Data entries
+++

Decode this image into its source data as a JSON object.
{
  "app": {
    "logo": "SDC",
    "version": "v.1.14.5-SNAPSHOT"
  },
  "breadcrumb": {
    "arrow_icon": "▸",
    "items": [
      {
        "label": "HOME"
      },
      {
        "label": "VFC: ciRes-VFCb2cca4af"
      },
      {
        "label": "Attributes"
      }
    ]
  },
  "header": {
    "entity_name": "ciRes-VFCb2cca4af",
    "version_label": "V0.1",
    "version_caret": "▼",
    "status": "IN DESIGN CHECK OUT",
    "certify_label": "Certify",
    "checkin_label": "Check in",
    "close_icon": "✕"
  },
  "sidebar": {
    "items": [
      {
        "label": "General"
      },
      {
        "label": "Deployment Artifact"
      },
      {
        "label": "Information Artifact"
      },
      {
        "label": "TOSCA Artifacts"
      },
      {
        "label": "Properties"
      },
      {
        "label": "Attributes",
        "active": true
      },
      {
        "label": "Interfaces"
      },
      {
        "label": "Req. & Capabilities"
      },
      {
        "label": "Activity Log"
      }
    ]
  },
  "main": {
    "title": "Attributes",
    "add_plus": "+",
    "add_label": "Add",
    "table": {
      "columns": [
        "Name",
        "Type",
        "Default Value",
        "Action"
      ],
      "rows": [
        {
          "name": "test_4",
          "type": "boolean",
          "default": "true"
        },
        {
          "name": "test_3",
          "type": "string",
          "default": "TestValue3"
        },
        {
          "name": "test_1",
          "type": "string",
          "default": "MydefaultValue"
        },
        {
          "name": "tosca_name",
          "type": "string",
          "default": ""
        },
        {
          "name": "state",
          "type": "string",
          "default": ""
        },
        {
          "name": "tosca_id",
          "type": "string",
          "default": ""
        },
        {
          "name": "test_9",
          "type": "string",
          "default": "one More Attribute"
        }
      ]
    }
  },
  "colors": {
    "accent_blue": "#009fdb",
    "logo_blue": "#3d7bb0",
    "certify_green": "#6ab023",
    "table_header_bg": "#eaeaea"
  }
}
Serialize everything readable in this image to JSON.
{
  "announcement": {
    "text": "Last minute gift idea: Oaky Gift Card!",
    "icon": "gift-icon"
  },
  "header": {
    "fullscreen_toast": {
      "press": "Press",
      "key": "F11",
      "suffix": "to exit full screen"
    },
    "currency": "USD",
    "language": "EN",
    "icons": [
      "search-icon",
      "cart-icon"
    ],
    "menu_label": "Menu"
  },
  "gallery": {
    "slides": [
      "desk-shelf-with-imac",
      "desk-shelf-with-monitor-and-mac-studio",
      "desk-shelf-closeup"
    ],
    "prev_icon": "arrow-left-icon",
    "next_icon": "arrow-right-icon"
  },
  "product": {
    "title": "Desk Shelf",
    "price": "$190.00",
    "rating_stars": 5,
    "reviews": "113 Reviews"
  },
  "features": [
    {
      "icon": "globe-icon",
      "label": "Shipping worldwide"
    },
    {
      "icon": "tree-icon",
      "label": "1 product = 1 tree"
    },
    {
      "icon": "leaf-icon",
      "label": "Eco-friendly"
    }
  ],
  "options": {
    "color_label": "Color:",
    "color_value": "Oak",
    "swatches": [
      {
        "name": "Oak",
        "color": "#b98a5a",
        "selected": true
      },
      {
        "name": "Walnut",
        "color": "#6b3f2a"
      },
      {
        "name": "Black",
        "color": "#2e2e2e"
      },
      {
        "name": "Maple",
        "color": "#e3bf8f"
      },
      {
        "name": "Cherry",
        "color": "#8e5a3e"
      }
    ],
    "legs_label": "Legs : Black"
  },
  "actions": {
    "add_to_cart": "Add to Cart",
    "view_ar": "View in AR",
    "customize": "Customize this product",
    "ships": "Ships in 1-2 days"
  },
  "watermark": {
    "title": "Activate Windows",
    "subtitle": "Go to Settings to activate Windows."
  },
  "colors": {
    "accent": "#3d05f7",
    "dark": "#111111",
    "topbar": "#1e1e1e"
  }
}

+++

YOUR TASK
Compute how many lines include the string "ciRes", then give that number by itself.

SOLUTION TO THE EXERCISE
2